Por Camila Calaudiano 

Fotos: Giovani Pereira Sella

Supervisão: Maíra Gioia 

 

Dos aproximadamente 32 mil estudantes matriculados na UFPR, quase 100 são refugiados ou migrantes

 

Laura Valentina Ortega Hospedáles saiu da Venezuela com 17 anos, quando a fronteira do país estava fechada. Ela, o pai, a mãe e um irmão enfrentaram a ilegalidade em busca da chance de sonhar novamente.

 

“A gente enquanto estrangeiro ilegal tem o sonho de estudar, mas acha que não vai conseguir, porque quando a gente sai do país de origem não é pra estudar, é para trabalhar”, desabafa.

 

Graduanda de Direito na UFPR, venezuelana Laura Hospedáles. Foto: Giovani Pereira Sella

 

Em 2019, quando deixaram a Venezuela, o país passava por um dos ápices de sua crise política e social. Naquela época, a Organização das Nações Unidas (ONU) informou que, nos anos anteriores, cerca de 3 milhões de venezuelanos tinham deixado o país. Admiradora pelo “jeito brasileiro livre de ser”, ela também se apaixonou pela comida da região Norte, a primeira a ter contato ao entrar no Brasil, quando a ilegalidade já tinha ficado para trás. A família passou por Roraima e se instalou em Manaus, onde Laura retomou os estudos no último ano do Ensino Médio. Desde então, eles reconstroem suas vidas em um novo país, com uma nova língua e novas culturas. Agora com a chance de realizar o sonho, seu e dos pais, de estudar. Ela ainda fala sobre o processo de adaptação no Brasil.

**QUESTÕES E TAREFAS**.
[A] Transcreva o trecho do texto sobre a estudante venezuelana que vai de "Supervisão: Maíra Gioia" até "de sonhar novamente.".
[B] De acordo com o texto sobre a estudante venezuelana, em qual cidade a família se instalou depois de passar por Roraima?

**AMOSTRA DOS DADOS**.
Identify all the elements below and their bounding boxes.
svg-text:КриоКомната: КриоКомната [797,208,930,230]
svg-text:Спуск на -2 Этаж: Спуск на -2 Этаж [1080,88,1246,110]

**RESPOSTAS POR TAREFA**.
[A]
Supervisão: Maíra Gioia 

 

Dos aproximadamente 32 mil estudantes matriculados na UFPR, quase 100 são refugiados ou migrantes

 

Laura Valentina Ortega Hospedáles saiu da Venezuela com 17 anos, quando a fronteira do país estava fechada. Ela, o pai, a mãe e um irmão enfrentaram a ilegalidade em busca da chance de sonhar novamente.

[B] Em Manaus.